> _Goal of the exercise_:
Transcribe each record exactly. Include every one.
=-=-=
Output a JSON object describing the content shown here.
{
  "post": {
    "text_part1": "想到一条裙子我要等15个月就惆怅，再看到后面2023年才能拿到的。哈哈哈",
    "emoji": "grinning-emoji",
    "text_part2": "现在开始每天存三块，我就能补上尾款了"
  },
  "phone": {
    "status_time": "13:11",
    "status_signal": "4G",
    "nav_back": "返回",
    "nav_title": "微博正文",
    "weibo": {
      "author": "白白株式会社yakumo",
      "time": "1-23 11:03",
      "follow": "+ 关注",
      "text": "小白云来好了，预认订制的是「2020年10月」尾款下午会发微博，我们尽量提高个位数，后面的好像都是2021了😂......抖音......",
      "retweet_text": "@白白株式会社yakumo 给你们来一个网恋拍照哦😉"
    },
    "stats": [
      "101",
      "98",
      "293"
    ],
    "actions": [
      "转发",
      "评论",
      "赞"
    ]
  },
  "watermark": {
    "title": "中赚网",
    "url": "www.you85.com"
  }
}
=-=-=
> _Output of the exercise_:
Output a JSON object describing the content shown here.
{
  "post": {
    "text_part1": "想到一条裙子我要等15个月就惆怅，再看到后面2023年才能拿到的。哈哈哈",
    "emoji": "grinning-emoji",
    "text_part2": "现在开始每天存三块，我就能补上尾款了"
  },
  "phone": {
    "status_time": "13:11",
    "status_signal": "4G",
    "nav_back": "返回",
    "nav_title": "微博正文",
    "weibo": {
      "author": "白白株式会社yakumo",
      "time": "1-23 11:03",
      "follow": "+ 关注",
      "text": "小白云来好了，预认订制的是「2020年10月」尾款下午会发微博，我们尽量提高个位数，后面的好像都是2021了😂......抖音......",
      "retweet_text": "@白白株式会社yakumo 给你们来一个网恋拍照哦😉"
    },
    "stats": [
      "101",
      "98",
      "293"
    ],
    "actions": [
      "转发",
      "评论",
      "赞"
    ]
  },
  "watermark": {
    "title": "中赚网",
    "url": "www.you85.com"
  }
}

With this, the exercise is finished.